— start —

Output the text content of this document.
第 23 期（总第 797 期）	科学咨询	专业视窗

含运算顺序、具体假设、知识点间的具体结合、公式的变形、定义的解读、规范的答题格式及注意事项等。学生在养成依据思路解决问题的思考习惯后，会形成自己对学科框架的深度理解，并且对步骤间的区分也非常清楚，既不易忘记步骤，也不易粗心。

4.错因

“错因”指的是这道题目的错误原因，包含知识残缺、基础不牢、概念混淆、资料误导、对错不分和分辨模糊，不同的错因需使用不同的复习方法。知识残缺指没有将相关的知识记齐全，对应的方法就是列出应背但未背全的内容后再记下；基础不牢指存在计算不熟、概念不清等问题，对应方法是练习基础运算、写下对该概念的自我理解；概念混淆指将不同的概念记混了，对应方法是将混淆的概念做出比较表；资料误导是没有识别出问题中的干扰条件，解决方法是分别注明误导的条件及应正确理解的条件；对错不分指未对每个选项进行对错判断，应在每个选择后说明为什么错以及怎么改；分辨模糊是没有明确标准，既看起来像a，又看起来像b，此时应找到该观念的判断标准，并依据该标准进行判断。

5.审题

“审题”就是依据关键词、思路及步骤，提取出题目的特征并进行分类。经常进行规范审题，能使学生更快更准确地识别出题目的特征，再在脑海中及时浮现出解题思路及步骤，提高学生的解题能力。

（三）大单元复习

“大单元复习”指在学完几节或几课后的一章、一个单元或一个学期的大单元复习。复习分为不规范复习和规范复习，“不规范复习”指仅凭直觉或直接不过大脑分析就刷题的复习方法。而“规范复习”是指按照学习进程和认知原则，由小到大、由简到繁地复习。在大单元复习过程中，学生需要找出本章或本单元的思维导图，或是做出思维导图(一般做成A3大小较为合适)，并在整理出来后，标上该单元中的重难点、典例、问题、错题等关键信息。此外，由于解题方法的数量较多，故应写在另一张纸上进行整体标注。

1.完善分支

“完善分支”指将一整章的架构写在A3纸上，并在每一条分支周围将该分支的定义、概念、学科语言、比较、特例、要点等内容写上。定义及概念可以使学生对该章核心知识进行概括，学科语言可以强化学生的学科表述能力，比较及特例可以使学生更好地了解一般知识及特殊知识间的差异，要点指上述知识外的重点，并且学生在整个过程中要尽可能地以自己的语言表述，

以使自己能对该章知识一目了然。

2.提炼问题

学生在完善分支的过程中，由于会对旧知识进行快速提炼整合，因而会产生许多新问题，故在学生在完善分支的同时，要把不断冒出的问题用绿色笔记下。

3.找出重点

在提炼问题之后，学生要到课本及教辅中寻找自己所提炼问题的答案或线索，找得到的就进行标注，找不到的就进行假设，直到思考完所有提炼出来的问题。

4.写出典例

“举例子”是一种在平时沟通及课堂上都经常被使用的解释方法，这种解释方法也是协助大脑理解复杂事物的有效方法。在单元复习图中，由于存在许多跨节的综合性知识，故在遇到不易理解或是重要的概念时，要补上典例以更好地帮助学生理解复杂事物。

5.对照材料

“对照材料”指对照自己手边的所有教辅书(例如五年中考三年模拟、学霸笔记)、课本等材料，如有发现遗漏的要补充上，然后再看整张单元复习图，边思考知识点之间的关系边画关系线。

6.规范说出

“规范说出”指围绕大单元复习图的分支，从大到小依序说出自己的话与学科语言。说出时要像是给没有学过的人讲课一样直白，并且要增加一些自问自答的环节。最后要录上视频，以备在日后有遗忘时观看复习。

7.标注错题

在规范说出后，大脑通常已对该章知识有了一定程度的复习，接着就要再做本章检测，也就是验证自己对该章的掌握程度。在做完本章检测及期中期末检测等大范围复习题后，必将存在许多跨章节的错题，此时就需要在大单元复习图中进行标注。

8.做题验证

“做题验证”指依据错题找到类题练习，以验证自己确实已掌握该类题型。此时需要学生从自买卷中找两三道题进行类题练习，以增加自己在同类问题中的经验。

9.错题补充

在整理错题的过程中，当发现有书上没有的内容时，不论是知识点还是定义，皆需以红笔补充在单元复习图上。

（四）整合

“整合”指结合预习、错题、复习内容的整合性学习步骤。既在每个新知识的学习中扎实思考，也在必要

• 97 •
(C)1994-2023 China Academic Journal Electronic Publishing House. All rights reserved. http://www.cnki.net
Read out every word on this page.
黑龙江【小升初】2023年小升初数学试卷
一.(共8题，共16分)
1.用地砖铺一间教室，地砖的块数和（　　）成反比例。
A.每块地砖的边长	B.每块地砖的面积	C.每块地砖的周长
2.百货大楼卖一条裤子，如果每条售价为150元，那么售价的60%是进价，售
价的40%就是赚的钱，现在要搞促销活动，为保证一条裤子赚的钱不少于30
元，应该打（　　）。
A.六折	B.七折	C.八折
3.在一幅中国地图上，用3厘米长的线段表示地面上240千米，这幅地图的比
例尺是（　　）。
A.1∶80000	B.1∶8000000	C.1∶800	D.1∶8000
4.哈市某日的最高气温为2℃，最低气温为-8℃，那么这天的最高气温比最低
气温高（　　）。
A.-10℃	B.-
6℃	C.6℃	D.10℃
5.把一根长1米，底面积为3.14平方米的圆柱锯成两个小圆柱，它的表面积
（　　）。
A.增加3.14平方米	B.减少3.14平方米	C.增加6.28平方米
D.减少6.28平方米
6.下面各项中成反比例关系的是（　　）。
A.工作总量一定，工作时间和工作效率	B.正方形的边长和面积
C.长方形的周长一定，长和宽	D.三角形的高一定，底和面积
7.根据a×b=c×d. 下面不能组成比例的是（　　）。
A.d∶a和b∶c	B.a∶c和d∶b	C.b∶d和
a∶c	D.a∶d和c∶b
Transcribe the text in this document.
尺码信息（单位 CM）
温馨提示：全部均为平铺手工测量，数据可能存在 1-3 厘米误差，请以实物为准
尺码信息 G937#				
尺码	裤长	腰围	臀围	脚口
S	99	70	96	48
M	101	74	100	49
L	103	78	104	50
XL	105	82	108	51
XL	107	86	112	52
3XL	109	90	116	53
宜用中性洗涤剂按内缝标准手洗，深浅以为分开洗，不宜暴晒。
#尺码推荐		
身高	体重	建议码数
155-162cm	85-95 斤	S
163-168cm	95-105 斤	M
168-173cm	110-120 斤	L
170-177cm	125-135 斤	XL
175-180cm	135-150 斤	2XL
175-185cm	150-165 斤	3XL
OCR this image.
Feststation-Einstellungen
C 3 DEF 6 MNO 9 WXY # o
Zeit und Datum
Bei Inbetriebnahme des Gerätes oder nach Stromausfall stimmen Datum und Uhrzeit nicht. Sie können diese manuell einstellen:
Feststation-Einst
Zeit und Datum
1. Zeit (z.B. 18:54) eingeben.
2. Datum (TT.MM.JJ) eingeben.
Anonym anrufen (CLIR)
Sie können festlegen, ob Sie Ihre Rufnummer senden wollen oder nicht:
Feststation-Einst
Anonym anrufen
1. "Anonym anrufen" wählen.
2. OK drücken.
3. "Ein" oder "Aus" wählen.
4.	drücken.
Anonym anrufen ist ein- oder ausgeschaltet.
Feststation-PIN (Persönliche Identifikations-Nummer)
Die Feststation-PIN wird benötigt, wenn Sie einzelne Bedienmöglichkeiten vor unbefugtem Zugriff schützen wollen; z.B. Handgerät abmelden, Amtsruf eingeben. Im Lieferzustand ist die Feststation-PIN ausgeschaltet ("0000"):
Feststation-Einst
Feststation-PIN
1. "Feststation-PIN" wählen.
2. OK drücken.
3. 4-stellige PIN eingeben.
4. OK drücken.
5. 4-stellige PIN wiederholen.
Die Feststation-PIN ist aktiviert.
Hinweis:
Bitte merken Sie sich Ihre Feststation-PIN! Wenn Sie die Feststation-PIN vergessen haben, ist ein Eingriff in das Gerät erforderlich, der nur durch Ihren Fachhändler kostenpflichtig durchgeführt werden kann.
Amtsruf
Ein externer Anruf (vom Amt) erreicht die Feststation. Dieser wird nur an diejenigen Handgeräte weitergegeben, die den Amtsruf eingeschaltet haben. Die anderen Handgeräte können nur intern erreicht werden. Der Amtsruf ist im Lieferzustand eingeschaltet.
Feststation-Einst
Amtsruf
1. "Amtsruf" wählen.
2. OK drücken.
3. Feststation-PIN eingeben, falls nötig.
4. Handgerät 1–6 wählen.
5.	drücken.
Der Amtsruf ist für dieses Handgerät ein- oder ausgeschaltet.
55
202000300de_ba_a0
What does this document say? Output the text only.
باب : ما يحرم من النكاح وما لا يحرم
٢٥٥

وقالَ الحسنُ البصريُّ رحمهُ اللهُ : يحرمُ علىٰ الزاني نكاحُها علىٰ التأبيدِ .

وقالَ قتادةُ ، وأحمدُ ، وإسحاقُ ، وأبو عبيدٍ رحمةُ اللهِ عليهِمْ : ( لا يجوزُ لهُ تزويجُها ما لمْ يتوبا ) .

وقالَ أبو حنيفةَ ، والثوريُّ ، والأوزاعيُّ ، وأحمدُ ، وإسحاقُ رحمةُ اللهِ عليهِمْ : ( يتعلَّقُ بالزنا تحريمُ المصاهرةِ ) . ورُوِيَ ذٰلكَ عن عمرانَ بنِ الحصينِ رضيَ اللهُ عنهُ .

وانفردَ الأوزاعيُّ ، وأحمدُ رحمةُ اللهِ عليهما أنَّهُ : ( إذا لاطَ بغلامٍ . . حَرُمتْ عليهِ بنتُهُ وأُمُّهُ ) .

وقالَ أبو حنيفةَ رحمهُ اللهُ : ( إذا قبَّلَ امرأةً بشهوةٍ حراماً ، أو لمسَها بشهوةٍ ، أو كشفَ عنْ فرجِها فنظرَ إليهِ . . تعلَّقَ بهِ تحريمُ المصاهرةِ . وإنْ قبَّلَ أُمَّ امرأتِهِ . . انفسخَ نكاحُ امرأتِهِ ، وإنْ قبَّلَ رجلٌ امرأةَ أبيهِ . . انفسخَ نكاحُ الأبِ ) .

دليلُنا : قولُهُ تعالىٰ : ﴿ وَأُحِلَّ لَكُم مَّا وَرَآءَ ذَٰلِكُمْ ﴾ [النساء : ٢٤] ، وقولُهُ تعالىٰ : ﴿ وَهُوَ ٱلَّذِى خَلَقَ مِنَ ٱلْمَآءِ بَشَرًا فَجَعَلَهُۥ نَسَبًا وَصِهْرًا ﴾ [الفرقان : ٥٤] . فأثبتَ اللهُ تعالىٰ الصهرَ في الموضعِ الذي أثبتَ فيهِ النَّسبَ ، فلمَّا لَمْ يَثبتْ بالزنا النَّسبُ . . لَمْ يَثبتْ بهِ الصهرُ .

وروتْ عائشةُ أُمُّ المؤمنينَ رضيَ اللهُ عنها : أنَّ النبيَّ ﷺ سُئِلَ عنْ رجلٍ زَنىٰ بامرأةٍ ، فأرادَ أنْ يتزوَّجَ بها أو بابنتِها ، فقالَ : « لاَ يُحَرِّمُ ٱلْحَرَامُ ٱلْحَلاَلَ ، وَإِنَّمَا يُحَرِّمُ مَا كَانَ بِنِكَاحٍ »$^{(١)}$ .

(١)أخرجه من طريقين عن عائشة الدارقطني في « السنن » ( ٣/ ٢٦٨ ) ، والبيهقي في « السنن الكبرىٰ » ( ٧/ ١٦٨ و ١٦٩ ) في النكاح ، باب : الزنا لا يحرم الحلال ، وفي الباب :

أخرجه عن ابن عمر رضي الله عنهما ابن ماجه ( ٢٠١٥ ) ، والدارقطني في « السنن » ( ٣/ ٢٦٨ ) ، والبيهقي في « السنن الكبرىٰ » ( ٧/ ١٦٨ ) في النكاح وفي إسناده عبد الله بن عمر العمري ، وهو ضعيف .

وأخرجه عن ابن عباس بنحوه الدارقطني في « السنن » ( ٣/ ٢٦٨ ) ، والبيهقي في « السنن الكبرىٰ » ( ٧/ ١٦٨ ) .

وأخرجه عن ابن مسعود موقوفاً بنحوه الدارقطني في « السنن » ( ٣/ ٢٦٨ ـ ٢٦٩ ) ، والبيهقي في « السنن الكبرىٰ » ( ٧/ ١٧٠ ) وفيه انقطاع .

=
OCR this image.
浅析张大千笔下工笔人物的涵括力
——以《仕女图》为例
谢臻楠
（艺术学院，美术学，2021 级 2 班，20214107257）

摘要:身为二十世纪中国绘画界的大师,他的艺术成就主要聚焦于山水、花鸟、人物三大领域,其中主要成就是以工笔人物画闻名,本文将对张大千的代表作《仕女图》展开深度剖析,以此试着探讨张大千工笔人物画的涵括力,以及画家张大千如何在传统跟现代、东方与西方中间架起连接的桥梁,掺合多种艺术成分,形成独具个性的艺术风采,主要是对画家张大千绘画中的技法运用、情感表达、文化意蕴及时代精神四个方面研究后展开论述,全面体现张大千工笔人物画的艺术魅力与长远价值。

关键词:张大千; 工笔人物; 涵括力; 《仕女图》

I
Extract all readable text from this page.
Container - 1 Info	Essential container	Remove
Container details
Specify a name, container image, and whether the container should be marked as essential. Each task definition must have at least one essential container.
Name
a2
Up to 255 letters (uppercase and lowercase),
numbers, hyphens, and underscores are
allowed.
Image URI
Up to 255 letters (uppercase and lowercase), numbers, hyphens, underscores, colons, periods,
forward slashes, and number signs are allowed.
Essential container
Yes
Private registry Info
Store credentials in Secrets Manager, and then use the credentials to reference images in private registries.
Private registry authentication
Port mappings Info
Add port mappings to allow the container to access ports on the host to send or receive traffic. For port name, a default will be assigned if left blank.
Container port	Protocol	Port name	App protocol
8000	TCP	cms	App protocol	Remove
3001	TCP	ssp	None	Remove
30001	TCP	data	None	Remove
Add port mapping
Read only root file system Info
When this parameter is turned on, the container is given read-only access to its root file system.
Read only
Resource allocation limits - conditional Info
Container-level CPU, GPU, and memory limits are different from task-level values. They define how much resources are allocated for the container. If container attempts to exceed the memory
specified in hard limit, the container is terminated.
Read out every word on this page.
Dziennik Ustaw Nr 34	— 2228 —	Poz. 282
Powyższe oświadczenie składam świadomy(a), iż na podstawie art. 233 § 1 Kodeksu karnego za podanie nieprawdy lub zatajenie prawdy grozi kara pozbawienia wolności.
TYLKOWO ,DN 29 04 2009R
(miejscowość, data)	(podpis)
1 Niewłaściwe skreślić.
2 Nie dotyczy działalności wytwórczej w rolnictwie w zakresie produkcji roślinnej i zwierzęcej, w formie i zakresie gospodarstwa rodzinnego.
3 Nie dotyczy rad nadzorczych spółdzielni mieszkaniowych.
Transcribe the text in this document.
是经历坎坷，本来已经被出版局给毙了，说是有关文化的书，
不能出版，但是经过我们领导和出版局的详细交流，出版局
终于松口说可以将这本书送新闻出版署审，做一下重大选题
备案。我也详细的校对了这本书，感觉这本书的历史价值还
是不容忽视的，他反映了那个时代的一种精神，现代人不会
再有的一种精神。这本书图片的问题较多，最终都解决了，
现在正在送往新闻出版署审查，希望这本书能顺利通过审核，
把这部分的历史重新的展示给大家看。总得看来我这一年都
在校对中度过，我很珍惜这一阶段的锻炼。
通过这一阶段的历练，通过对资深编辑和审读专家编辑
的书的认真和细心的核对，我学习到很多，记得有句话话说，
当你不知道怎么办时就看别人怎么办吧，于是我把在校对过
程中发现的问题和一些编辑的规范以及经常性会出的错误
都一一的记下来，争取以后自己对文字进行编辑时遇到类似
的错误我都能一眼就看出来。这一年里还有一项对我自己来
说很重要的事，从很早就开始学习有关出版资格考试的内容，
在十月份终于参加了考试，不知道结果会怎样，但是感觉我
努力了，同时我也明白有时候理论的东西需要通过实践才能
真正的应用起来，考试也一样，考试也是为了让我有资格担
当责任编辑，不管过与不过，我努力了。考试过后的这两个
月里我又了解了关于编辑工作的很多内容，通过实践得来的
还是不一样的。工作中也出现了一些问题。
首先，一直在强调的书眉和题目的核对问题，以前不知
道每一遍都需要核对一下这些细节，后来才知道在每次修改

— end —

WRITTEN PROBLEM
Copy out each line in the listing that has the word "المصاهرة".

RESULT OF THIS TASK
وقالَ أبو حنيفةَ ، والثوريُّ ، والأوزاعيُّ ، وأحمدُ ، وإسحاقُ رحمةُ اللهِ عليهِمْ : ( يتعلَّقُ بالزنا تحريمُ المصاهرةِ ) . ورُوِيَ ذٰلكَ عن عمرانَ بنِ الحصينِ رضيَ اللهُ عنهُ .
وقالَ أبو حنيفةَ رحمهُ اللهُ : ( إذا قبَّلَ امرأةً بشهوةٍ حراماً ، أو لمسَها بشهوةٍ ، أو كشفَ عنْ فرجِها فنظرَ إليهِ . . تعلَّقَ بهِ تحريمُ المصاهرةِ . وإنْ قبَّلَ أُمَّ امرأتِهِ . . انفسخَ نكاحُ امرأتِهِ ، وإنْ قبَّلَ رجلٌ امرأةَ أبيهِ . . انفسخَ نكاحُ الأبِ ) .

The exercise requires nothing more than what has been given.